- [Soal yang Diberikan 1]: Dalam tulisan tentang sertifikasi guru, apa kepanjangan dari PLPG?
- [Soal yang Diberikan 2]: Perbarui catatan, mulai dari baris yang memuat "risk-count: 1 — [361, 373, 368, 387]" hingga baris yang memuat "risk-count: 9 — [361, 347, 368, 361]", dengan mengganti "series-line" menjadi "garis-seri" tanpa mengubah bagian lainnya. Tampilkan hanya baris-baris catatan tersebut.

GURU TIDAK PERLU PROFESIONAL YANG PENTING SERTIFIKASI CAIR
Oleh :
Sobarudin, M.Pd.I
Terlalu
kontra produktif nampaknya pengambilan judul yang penulis ketengahkan pada
tulisan kali ini, hal ini terinspirasi dari celotehan pemateri pada kegiatan
Workshop Optimalisasi Pemberdayaan Alumni S2 Guru PAI tingkat Nasional di
Jakarta yang diikuti penulis beberapa waktu lalu. Pada awalnya penulis juga
merasa kurang nyaman dengan pernyataan pembicara pada acara dimaksud, akan
tetapi tidak berselang lama penulis juga menyadari bahwa tidak terlalu
berlebihan bila beliau mengatakan demikian setelah mendengar beberapa
pencerahan selanjutnya.
Ada
pertanyaan menggelitik mengapa Pembicara menyebutkan celotehan demikian?
Ternyata tidak dipungkiri dan dapat dengan kasatmata kita dapat melihat bahwa
guru selepasnya mengikuti Pendidikan dan Pelatihan Profesi Guru (PLPG) yang
dinantikannya selama ini dengan harapan kedepan dapat membawa angin segar untuk
memperbaiki strata ekonomi guru bersangkutan, ternyata beliau-beliau sekembalinya ke tempat tugas beliau kembali
seperti yang dulu, maknanya adalah tidak adanya perubahan signifikan terhadap
kinerja dan peningkatan mutu pendidikan dimana ia menjalankan tugas selama ini,
yang ada dalam benaknya kapan tunjangan prifesi yang dijanjikan pemerintah dapat segera cair
Padahal
ada beberapa Indikator guru dikatakan profesional selain ia wajib memiliki 4 kompetensi yakni kompetensi Pedagogik, kompetensi Profesional selanjunya di sebut
hard skill, kompetensi Kepribadian serta kompetensi Sosial selanjutnya disebut
soft skill. Pada tataran implementatif selanjutnya ke empat kompetensi tersebut
oleh sejumlah pakar pendidikan perlu penambahan yakni kompetensi spiritual dan
kompetensi kepemimpinan.
Berikut
beberapa Indikator guru dikatakan Profesional, diantaranya:
1.

(Item dari sumber data)
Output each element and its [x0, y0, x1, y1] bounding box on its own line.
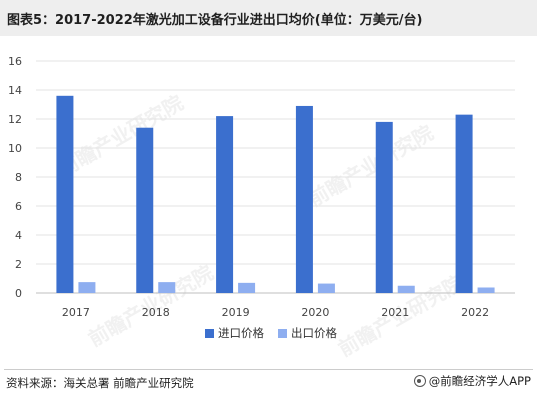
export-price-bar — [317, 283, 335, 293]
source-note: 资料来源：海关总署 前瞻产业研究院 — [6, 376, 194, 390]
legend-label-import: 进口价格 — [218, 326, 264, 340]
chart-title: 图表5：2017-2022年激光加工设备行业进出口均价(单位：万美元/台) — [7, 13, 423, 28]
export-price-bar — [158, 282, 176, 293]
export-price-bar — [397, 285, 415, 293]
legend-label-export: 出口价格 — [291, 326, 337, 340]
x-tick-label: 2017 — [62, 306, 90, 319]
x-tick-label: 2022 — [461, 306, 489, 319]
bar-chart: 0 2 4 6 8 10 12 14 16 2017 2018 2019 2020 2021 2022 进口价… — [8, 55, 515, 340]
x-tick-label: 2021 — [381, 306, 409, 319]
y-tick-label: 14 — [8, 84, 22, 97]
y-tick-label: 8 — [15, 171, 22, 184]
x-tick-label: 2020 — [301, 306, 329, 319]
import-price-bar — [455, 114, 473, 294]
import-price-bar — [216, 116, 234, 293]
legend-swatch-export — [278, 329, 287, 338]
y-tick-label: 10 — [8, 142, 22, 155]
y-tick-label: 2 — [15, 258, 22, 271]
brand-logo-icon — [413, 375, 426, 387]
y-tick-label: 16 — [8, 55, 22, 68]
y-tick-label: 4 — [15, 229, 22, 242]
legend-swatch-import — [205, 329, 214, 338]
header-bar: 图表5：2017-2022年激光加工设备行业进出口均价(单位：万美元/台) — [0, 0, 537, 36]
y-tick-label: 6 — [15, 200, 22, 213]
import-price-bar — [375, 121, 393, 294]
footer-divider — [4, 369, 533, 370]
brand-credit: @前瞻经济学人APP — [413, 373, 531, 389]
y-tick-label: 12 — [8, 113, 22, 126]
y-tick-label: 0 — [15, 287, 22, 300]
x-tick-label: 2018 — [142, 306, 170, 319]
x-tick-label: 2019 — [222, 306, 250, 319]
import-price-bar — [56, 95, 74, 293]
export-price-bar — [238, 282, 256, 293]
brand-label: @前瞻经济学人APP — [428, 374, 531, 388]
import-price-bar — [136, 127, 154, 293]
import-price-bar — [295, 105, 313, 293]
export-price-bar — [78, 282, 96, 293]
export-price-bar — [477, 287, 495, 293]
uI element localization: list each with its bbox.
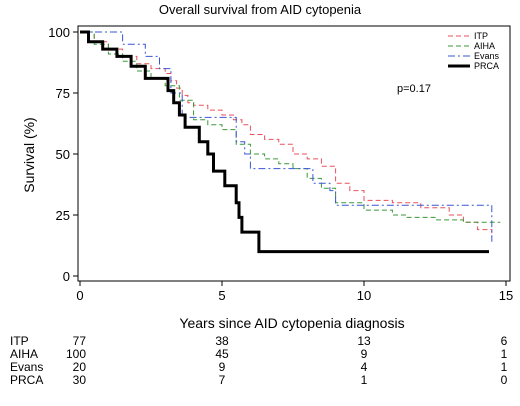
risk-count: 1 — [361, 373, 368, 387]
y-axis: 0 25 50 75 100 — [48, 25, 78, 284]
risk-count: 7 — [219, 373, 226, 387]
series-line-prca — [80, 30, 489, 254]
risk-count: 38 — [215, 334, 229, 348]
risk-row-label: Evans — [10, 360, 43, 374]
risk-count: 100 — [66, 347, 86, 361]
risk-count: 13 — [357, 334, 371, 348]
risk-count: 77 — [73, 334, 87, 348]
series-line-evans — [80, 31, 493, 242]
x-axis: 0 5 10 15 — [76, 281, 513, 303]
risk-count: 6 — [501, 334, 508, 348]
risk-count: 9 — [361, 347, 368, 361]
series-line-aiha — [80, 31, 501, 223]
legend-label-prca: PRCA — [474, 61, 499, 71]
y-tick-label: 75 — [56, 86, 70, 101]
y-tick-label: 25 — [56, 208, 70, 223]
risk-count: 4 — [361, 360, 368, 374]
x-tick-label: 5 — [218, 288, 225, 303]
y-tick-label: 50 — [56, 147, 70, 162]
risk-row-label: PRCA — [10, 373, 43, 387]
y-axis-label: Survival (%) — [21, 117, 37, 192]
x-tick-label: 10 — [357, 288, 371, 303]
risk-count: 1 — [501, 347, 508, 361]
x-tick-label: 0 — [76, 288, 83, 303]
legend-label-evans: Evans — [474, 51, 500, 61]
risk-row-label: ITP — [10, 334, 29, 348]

- [Jawaban Latihan 1]: Pendidikan dan Pelatihan Profesi Guru

- [Jawaban Latihan 2]:
risk-count: 1 — [361, 373, 368, 387]
y-axis: 0 25 50 75 100 — [48, 25, 78, 284]
risk-count: 7 — [219, 373, 226, 387]
garis-seri-prca — [80, 30, 489, 254]
risk-count: 38 — [215, 334, 229, 348]
risk-row-label: Evans — [10, 360, 43, 374]
risk-count: 100 — [66, 347, 86, 361]
risk-count: 13 — [357, 334, 371, 348]
risk-count: 77 — [73, 334, 87, 348]
garis-seri-evans — [80, 31, 493, 242]
x-axis: 0 5 10 15 — [76, 281, 513, 303]
risk-count: 6 — [501, 334, 508, 348]
risk-count: 9 — [361, 347, 368, 361]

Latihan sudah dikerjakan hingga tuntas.